=== MATERIAL FOR THE TASK ===
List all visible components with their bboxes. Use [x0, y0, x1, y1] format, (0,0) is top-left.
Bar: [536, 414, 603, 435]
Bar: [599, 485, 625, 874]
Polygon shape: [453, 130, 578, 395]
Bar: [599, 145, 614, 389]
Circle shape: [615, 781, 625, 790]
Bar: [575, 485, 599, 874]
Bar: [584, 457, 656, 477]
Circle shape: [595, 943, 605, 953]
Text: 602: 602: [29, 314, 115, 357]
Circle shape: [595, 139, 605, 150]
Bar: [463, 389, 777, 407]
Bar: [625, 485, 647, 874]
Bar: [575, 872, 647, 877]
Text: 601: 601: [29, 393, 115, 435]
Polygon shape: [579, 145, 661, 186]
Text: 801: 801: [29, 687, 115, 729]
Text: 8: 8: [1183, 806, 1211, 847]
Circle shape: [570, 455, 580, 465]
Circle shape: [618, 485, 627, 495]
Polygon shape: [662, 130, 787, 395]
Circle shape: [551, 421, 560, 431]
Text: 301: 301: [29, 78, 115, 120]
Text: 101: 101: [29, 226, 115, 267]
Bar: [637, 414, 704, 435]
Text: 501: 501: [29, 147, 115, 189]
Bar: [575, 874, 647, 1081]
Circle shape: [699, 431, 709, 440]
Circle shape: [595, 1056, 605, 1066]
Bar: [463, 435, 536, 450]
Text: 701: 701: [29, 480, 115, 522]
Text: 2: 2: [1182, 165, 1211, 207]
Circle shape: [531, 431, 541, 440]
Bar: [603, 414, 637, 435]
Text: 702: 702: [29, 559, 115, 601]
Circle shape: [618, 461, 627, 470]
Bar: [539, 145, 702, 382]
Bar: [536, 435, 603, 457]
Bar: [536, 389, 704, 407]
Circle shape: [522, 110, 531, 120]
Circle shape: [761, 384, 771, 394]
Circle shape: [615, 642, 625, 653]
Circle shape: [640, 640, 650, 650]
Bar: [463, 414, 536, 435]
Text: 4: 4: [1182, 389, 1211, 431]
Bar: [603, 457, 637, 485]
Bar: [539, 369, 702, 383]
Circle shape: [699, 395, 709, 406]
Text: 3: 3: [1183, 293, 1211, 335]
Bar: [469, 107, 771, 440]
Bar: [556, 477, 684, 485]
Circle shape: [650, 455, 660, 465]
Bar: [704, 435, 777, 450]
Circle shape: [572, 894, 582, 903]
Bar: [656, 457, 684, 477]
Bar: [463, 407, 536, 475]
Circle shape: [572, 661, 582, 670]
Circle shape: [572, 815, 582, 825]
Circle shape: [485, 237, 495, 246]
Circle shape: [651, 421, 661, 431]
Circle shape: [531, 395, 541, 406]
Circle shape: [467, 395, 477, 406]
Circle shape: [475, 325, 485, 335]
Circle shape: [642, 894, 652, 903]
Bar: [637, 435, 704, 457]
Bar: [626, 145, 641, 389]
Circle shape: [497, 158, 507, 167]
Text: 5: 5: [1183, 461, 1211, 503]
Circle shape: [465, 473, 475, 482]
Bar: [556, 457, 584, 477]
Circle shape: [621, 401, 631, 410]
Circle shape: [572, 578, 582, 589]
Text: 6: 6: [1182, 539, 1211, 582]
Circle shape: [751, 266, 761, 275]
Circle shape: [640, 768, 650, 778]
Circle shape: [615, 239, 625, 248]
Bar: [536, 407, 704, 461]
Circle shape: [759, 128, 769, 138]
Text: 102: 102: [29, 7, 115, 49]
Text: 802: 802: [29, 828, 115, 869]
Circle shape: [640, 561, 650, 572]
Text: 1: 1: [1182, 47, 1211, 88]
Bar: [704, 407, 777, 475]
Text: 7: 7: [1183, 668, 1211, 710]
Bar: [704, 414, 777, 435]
===
Rewrite every line of the entries above, swapping each "Circle shape" for "Circle" and leaving everything else as it is.

● EXERCISE RESPONSE
List all visible components with their bboxes. Use [x0, y0, x1, y1] format, (0,0) is top-left.
Bar: [536, 414, 603, 435]
Bar: [599, 485, 625, 874]
Polygon shape: [453, 130, 578, 395]
Bar: [599, 145, 614, 389]
Circle: [615, 781, 625, 790]
Bar: [575, 485, 599, 874]
Bar: [584, 457, 656, 477]
Circle: [595, 943, 605, 953]
Text: 602: 602: [29, 314, 115, 357]
Circle: [595, 139, 605, 150]
Bar: [463, 389, 777, 407]
Bar: [625, 485, 647, 874]
Bar: [575, 872, 647, 877]
Text: 601: 601: [29, 393, 115, 435]
Polygon shape: [579, 145, 661, 186]
Text: 801: 801: [29, 687, 115, 729]
Text: 8: 8: [1183, 806, 1211, 847]
Circle: [570, 455, 580, 465]
Circle: [618, 485, 627, 495]
Polygon shape: [662, 130, 787, 395]
Circle: [551, 421, 560, 431]
Text: 301: 301: [29, 78, 115, 120]
Text: 101: 101: [29, 226, 115, 267]
Bar: [637, 414, 704, 435]
Text: 501: 501: [29, 147, 115, 189]
Bar: [575, 874, 647, 1081]
Circle: [699, 431, 709, 440]
Circle: [595, 1056, 605, 1066]
Bar: [463, 435, 536, 450]
Text: 701: 701: [29, 480, 115, 522]
Text: 2: 2: [1182, 165, 1211, 207]
Circle: [531, 431, 541, 440]
Bar: [603, 414, 637, 435]
Text: 702: 702: [29, 559, 115, 601]
Circle: [618, 461, 627, 470]
Bar: [539, 145, 702, 382]
Bar: [536, 435, 603, 457]
Bar: [536, 389, 704, 407]
Circle: [522, 110, 531, 120]
Circle: [761, 384, 771, 394]
Circle: [615, 642, 625, 653]
Circle: [640, 640, 650, 650]
Bar: [463, 414, 536, 435]
Text: 4: 4: [1182, 389, 1211, 431]
Bar: [603, 457, 637, 485]
Bar: [539, 369, 702, 383]
Circle: [699, 395, 709, 406]
Text: 3: 3: [1183, 293, 1211, 335]
Bar: [469, 107, 771, 440]
Bar: [556, 477, 684, 485]
Circle: [650, 455, 660, 465]
Bar: [704, 435, 777, 450]
Circle: [572, 894, 582, 903]
Bar: [656, 457, 684, 477]
Bar: [463, 407, 536, 475]
Circle: [572, 661, 582, 670]
Circle: [572, 815, 582, 825]
Circle: [485, 237, 495, 246]
Circle: [651, 421, 661, 431]
Circle: [531, 395, 541, 406]
Circle: [467, 395, 477, 406]
Circle: [475, 325, 485, 335]
Circle: [642, 894, 652, 903]
Bar: [637, 435, 704, 457]
Bar: [626, 145, 641, 389]
Circle: [497, 158, 507, 167]
Text: 5: 5: [1183, 461, 1211, 503]
Circle: [465, 473, 475, 482]
Bar: [556, 457, 584, 477]
Circle: [621, 401, 631, 410]
Circle: [572, 578, 582, 589]
Text: 6: 6: [1182, 539, 1211, 582]
Circle: [751, 266, 761, 275]
Circle: [640, 768, 650, 778]
Circle: [615, 239, 625, 248]
Bar: [536, 407, 704, 461]
Circle: [759, 128, 769, 138]
Text: 102: 102: [29, 7, 115, 49]
Text: 802: 802: [29, 828, 115, 869]
Circle: [640, 561, 650, 572]
Text: 1: 1: [1182, 47, 1211, 88]
Bar: [704, 407, 777, 475]
Text: 7: 7: [1183, 668, 1211, 710]
Bar: [704, 414, 777, 435]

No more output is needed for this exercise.